TASK DIRECTIONS: Determine how many lines of the data below contain "this", then give only that number.

DATA FOR THE TASK:
** start **

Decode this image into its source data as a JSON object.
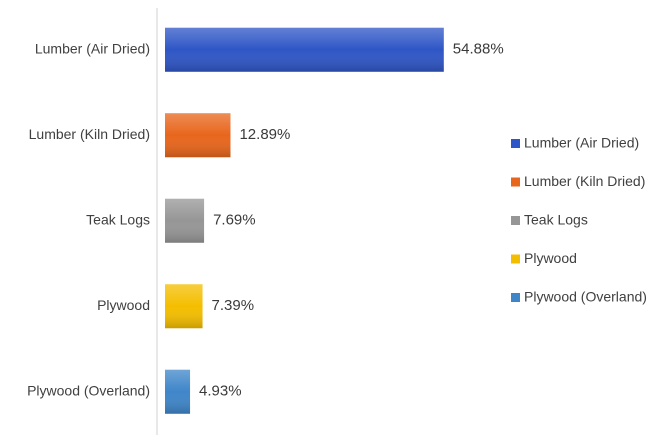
{
  "chart_data": {
    "type": "bar",
    "orientation": "horizontal",
    "categories": [
      "Lumber (Air Dried)",
      "Lumber (Kiln Dried)",
      "Teak Logs",
      "Plywood",
      "Plywood (Overland)"
    ],
    "values": [
      54.88,
      12.89,
      7.69,
      7.39,
      4.93
    ],
    "value_labels": [
      "54.88%",
      "12.89%",
      "7.69%",
      "7.39%",
      "4.93%"
    ],
    "colors": [
      "#2f56c6",
      "#e8661c",
      "#969696",
      "#f4be00",
      "#3f86c9"
    ],
    "legend": "right"
  }
}
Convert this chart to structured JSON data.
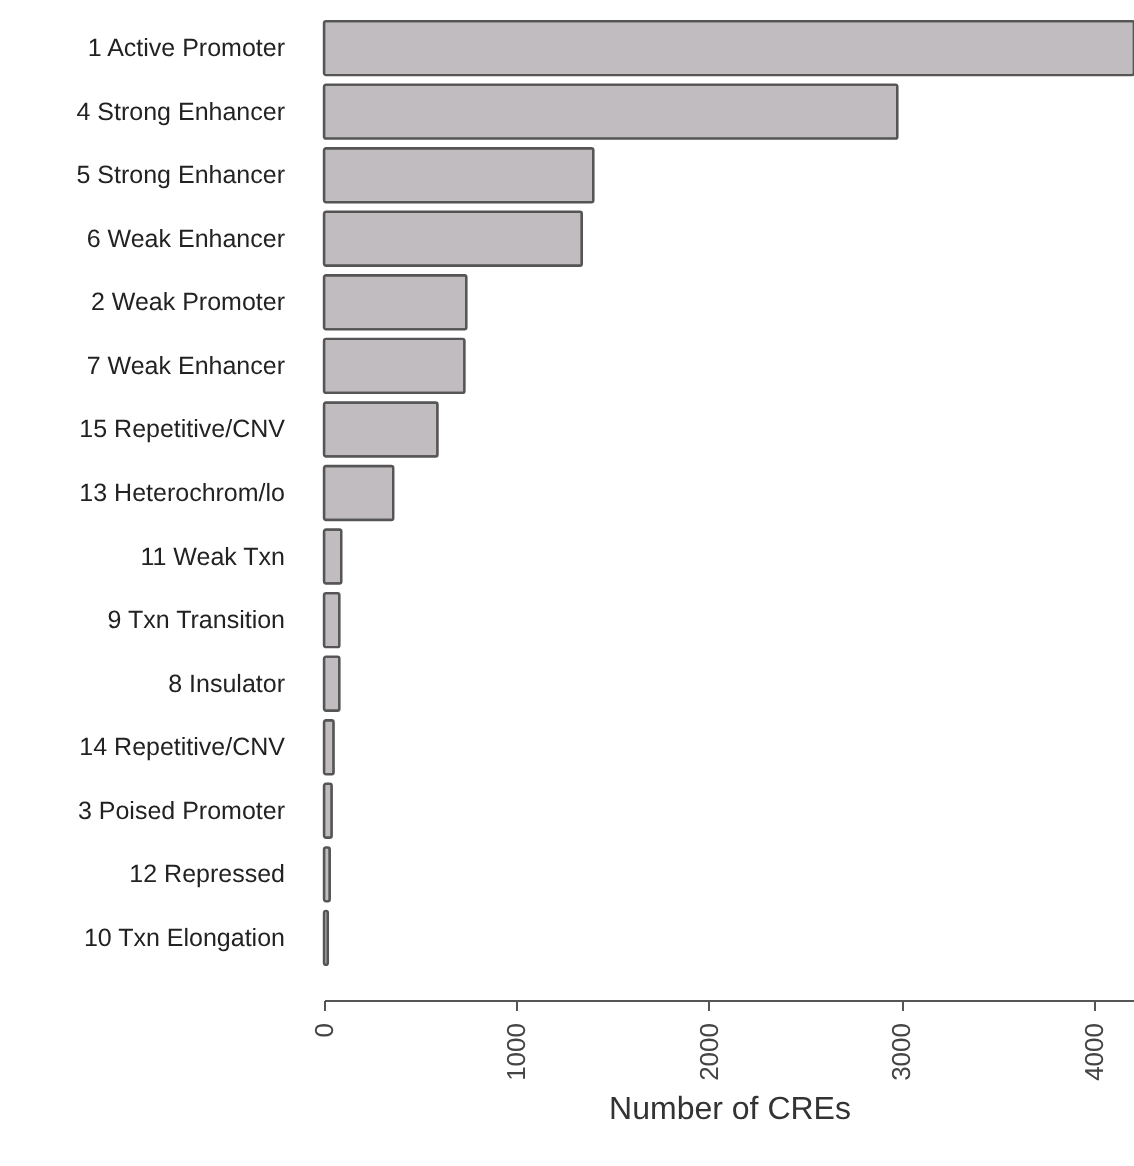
{
  "chart_data": {
    "type": "bar",
    "orientation": "horizontal",
    "xlabel": "Number of CREs",
    "categories": [
      "1 Active Promoter",
      "4 Strong Enhancer",
      "5 Strong Enhancer",
      "6 Weak Enhancer",
      "2 Weak Promoter",
      "7 Weak Enhancer",
      "15 Repetitive/CNV",
      "13 Heterochrom/lo",
      "11 Weak Txn",
      "9 Txn Transition",
      "8 Insulator",
      "14 Repetitive/CNV",
      "3 Poised Promoter",
      "12 Repressed",
      "10 Txn Elongation"
    ],
    "values": [
      4210,
      2980,
      1400,
      1340,
      740,
      730,
      590,
      360,
      90,
      80,
      80,
      50,
      40,
      30,
      20
    ],
    "color": "#c0bcc0",
    "xlim": [
      0,
      4210
    ],
    "xticks": [
      0,
      1000,
      2000,
      3000,
      4000
    ]
  }
}
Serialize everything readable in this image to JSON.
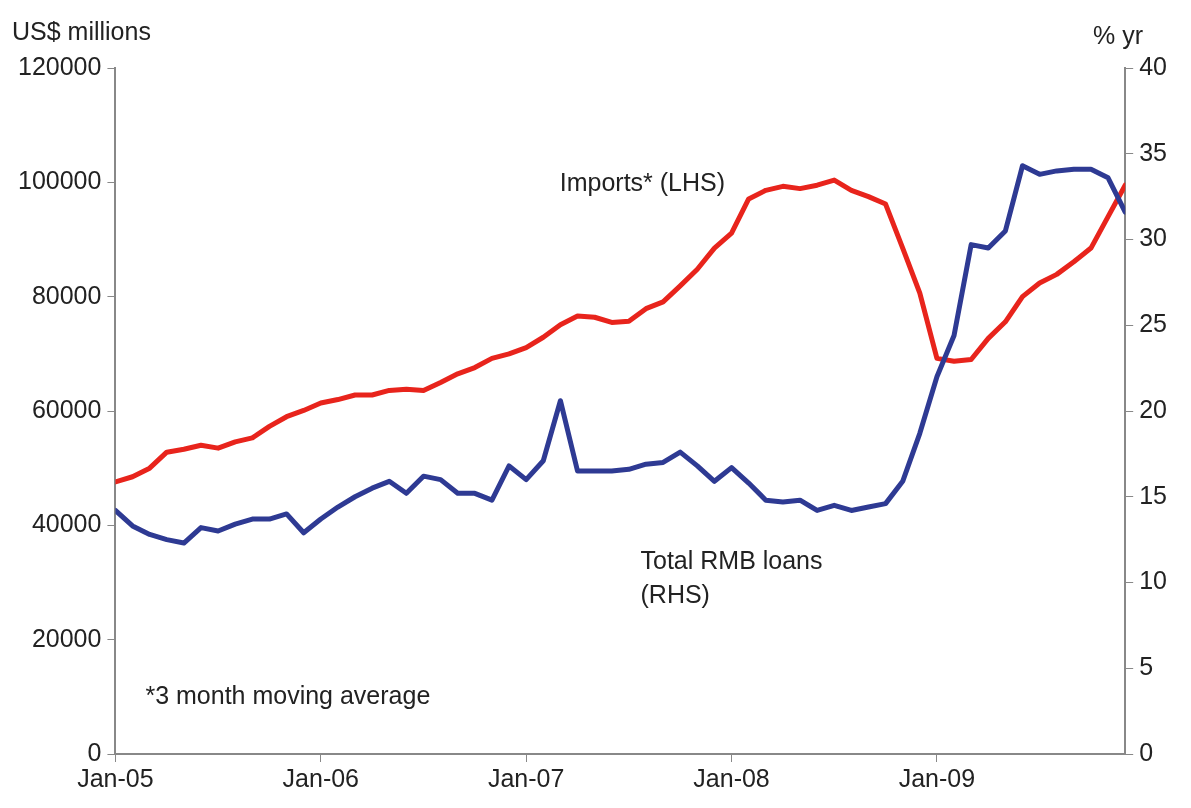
{
  "chart_data": {
    "type": "line",
    "ylabel": "US$ millions",
    "y2label": "% yr",
    "x": [
      "2005-01",
      "2005-02",
      "2005-03",
      "2005-04",
      "2005-05",
      "2005-06",
      "2005-07",
      "2005-08",
      "2005-09",
      "2005-10",
      "2005-11",
      "2005-12",
      "2006-01",
      "2006-02",
      "2006-03",
      "2006-04",
      "2006-05",
      "2006-06",
      "2006-07",
      "2006-08",
      "2006-09",
      "2006-10",
      "2006-11",
      "2006-12",
      "2007-01",
      "2007-02",
      "2007-03",
      "2007-04",
      "2007-05",
      "2007-06",
      "2007-07",
      "2007-08",
      "2007-09",
      "2007-10",
      "2007-11",
      "2007-12",
      "2008-01",
      "2008-02",
      "2008-03",
      "2008-04",
      "2008-05",
      "2008-06",
      "2008-07",
      "2008-08",
      "2008-09",
      "2008-10",
      "2008-11",
      "2008-12",
      "2009-01",
      "2009-02",
      "2009-03",
      "2009-04",
      "2009-05",
      "2009-06",
      "2009-07",
      "2009-08",
      "2009-09",
      "2009-10",
      "2009-11",
      "2009-12"
    ],
    "series": [
      {
        "name": "Imports* (LHS)",
        "color": "#e8241c",
        "values": [
          47600,
          48500,
          50000,
          52800,
          53300,
          54000,
          53500,
          54600,
          55300,
          57300,
          59000,
          60100,
          61400,
          62000,
          62800,
          62800,
          63600,
          63800,
          63600,
          65000,
          66500,
          67600,
          69200,
          70000,
          71100,
          72900,
          75100,
          76600,
          76400,
          75500,
          75700,
          77900,
          79100,
          81900,
          84800,
          88500,
          91100,
          97100,
          98600,
          99300,
          98900,
          99500,
          100400,
          98600,
          97500,
          96200,
          88500,
          80600,
          69200,
          68700,
          69000,
          72700,
          75600,
          80000,
          82400,
          83900,
          86100,
          88500,
          94000,
          99500
        ]
      },
      {
        "name": "Total RMB loans (RHS)",
        "color": "#2e3a93",
        "axis": "y2",
        "values": [
          14.2,
          13.3,
          12.8,
          12.5,
          12.3,
          13.2,
          13.0,
          13.4,
          13.7,
          13.7,
          14.0,
          12.9,
          13.7,
          14.4,
          15.0,
          15.5,
          15.9,
          15.2,
          16.2,
          16.0,
          15.2,
          15.2,
          14.8,
          16.8,
          16.0,
          17.1,
          20.6,
          16.5,
          16.5,
          16.5,
          16.6,
          16.9,
          17.0,
          17.6,
          16.8,
          15.9,
          16.7,
          15.8,
          14.8,
          14.7,
          14.8,
          14.2,
          14.5,
          14.2,
          14.4,
          14.6,
          15.9,
          18.7,
          22.0,
          24.4,
          29.7,
          29.5,
          30.5,
          34.3,
          33.8,
          34.0,
          34.1,
          34.1,
          33.6,
          31.6
        ]
      }
    ],
    "xlim": [
      "2005-01",
      "2009-12"
    ],
    "xticks": [
      {
        "value": "2005-01",
        "label": "Jan-05"
      },
      {
        "value": "2006-01",
        "label": "Jan-06"
      },
      {
        "value": "2007-01",
        "label": "Jan-07"
      },
      {
        "value": "2008-01",
        "label": "Jan-08"
      },
      {
        "value": "2009-01",
        "label": "Jan-09"
      }
    ],
    "ylim": [
      0,
      120000
    ],
    "yticks": [
      0,
      20000,
      40000,
      60000,
      80000,
      100000,
      120000
    ],
    "y2lim": [
      0,
      40
    ],
    "y2ticks": [
      0,
      5,
      10,
      15,
      20,
      25,
      30,
      35,
      40
    ],
    "annotations": [
      "*3 month moving average"
    ],
    "grid": false,
    "legend": false,
    "marker": "none",
    "line_style": "solid"
  }
}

** end **

FINISHED TASK: 3